Selected excerpt:

I recently attended a gig by British singer, Billy Bragg, and whist watching his gig and hearing his impassioned political speeches in-between songs, and the blatant political nature of his songs, I began thinking about this interview and what I was going to ask you; and I realised that the political focus of your cultural work, its insight, and the publicising of politics in our everyday lives is so important if we are all to understand how we can be involved in making a difference.To what degree do you personally feel that cultural political action, such as song-writing or producing cartoons can be important as a form of education, consciousness raising and activism?How important to you is it that you wear your politics on your sleeve and reference them within your strips?
Would DTWOF exist without your political conscious? It's funny that you mention Billy Bragg, because when people ask me this question about politics I often cite something he once said. He was asked if he considered his singing a form of activism, and he said no, he considered it "entertaining the troops." And I've always felt that way about what I do. I don't consider my strip a form of political action, but my hope is that it's a kind of amusement or solace for the people out there actually working on all the issues I try to touch on in my cartoons.
Your work is often celebrated and featured within queer comic collections, conventions and exhibits. How important to you is the queer focus of your work, and your ability to speak about, publicise and politicise queer issues and to depict the realities, truths and lived lives of queer people within your work?
Was it evident to you from an early stage in your art career that you were going to work with and depict queer lives in your work? Has your sexuality always informed your work?
Oh, yeah, absolutely. I'm all about being a big queer. And I have been ever since I drew my first Dyke to Watch Out For in 1982.

Exercise task a: In the listing, take the stretch from its start through the line containing "cell-k13[interactable] [1068, 690, 1168, 720]" and swap "interactable" for "clickable", leaving everything else untouched.

(Saved entries)
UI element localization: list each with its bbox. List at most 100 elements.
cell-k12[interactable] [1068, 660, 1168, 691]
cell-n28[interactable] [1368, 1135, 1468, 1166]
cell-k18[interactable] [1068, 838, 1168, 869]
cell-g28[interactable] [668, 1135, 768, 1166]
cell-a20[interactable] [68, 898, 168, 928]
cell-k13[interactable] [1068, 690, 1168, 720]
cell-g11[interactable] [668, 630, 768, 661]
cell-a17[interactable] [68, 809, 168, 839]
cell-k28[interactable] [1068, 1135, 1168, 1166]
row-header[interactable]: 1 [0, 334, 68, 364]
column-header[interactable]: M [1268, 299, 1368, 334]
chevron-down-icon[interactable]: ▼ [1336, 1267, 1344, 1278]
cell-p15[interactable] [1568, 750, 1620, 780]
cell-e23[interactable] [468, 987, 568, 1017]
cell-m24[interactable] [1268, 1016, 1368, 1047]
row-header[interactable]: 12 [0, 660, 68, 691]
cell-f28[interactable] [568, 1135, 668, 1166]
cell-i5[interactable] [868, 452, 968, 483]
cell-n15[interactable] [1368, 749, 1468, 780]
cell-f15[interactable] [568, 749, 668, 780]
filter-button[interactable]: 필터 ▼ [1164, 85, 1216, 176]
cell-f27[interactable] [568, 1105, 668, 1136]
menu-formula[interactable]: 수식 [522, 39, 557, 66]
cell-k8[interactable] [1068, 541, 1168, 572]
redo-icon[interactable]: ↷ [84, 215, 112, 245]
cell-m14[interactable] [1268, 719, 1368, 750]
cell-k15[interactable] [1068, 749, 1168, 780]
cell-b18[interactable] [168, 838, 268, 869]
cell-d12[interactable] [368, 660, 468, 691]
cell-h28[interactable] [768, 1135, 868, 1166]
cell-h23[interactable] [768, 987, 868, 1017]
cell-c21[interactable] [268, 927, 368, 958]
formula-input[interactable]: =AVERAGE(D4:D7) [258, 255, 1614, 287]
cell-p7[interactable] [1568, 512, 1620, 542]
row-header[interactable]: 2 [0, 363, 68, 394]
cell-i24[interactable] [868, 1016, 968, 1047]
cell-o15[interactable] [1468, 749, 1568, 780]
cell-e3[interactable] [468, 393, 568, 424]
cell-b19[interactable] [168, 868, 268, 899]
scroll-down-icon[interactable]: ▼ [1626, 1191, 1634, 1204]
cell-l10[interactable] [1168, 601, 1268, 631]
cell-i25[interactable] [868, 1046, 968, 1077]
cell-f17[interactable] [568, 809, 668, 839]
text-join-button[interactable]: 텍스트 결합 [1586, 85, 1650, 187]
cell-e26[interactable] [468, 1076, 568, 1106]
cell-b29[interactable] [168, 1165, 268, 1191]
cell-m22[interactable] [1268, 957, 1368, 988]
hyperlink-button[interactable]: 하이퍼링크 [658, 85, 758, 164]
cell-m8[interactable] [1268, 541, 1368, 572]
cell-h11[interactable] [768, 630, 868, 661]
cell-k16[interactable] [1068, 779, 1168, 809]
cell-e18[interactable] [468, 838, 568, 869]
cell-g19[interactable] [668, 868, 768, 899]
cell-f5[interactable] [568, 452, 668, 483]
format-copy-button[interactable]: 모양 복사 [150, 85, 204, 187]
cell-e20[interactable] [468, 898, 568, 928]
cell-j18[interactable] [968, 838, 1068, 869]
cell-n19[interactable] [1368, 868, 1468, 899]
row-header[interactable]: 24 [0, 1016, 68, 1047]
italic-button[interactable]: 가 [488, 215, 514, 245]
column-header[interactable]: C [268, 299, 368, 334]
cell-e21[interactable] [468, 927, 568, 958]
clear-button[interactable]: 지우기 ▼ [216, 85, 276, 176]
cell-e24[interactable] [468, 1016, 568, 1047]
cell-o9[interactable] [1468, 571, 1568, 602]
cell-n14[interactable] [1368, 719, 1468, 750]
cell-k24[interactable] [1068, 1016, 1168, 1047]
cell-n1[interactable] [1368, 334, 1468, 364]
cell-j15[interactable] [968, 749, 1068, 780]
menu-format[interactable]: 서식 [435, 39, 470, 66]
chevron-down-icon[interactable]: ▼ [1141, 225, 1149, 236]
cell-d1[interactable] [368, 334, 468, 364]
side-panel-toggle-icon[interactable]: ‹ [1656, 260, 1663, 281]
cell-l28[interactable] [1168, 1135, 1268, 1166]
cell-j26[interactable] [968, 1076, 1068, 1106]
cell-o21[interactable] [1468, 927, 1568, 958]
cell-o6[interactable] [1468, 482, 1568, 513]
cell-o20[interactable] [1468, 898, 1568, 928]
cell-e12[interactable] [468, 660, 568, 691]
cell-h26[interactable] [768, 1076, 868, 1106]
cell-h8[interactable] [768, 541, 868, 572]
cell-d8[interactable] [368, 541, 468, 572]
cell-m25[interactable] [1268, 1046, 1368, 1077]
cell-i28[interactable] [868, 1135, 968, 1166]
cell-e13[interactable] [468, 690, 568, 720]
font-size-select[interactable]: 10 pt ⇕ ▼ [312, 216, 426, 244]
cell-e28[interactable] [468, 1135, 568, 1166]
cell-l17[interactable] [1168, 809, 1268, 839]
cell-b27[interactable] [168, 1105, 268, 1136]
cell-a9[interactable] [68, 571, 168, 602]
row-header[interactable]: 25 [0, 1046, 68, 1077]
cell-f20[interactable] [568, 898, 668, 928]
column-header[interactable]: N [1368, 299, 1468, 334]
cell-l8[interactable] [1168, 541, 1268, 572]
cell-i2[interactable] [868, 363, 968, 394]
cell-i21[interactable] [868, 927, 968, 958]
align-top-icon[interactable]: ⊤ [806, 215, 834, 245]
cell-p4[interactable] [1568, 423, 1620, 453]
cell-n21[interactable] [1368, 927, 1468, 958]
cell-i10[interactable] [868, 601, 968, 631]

Exercise task b: Copy out the interview about politics and queer themes in cartooning in full, word for word.

Written reply a:
UI element localization: list each with its bbox. List at most 100 elements.
cell-k12[clickable] [1068, 660, 1168, 691]
cell-n28[clickable] [1368, 1135, 1468, 1166]
cell-k18[clickable] [1068, 838, 1168, 869]
cell-g28[clickable] [668, 1135, 768, 1166]
cell-a20[clickable] [68, 898, 168, 928]
cell-k13[clickable] [1068, 690, 1168, 720]

Written reply b:
I recently attended a gig by British singer, Billy Bragg, and whist watching his gig and hearing his impassioned political speeches in-between songs, and the blatant political nature of his songs, I began thinking about this interview and what I was going to ask you; and I realised that the political focus of your cultural work, its insight, and the publicising of politics in our everyday lives is so important if we are all to understand how we can be involved in making a difference.To what degree do you personally feel that cultural political action, such as song-writing or producing cartoons can be important as a form of education, consciousness raising and activism?How important to you is it that you wear your politics on your sleeve and reference them within your strips?
Would DTWOF exist without your political conscious? It's funny that you mention Billy Bragg, because when people ask me this question about politics I often cite something he once said. He was asked if he considered his singing a form of activism, and he said no, he considered it "entertaining the troops." And I've always felt that way about what I do. I don't consider my strip a form of political action, but my hope is that it's a kind of amusement or solace for the people out there actually working on all the issues I try to touch on in my cartoons.
Your work is often celebrated and featured within queer comic collections, conventions and exhibits. How important to you is the queer focus of your work, and your ability to speak about, publicise and politicise queer issues and to depict the realities, truths and lived lives of queer people within your work?
Was it evident to you from an early stage in your art career that you were going to work with and depict queer lives in your work? Has your sexuality always informed your work?
Oh, yeah, absolutely. I'm all about being a big queer. And I have been ever since I drew my first Dyke to Watch Out For in 1982.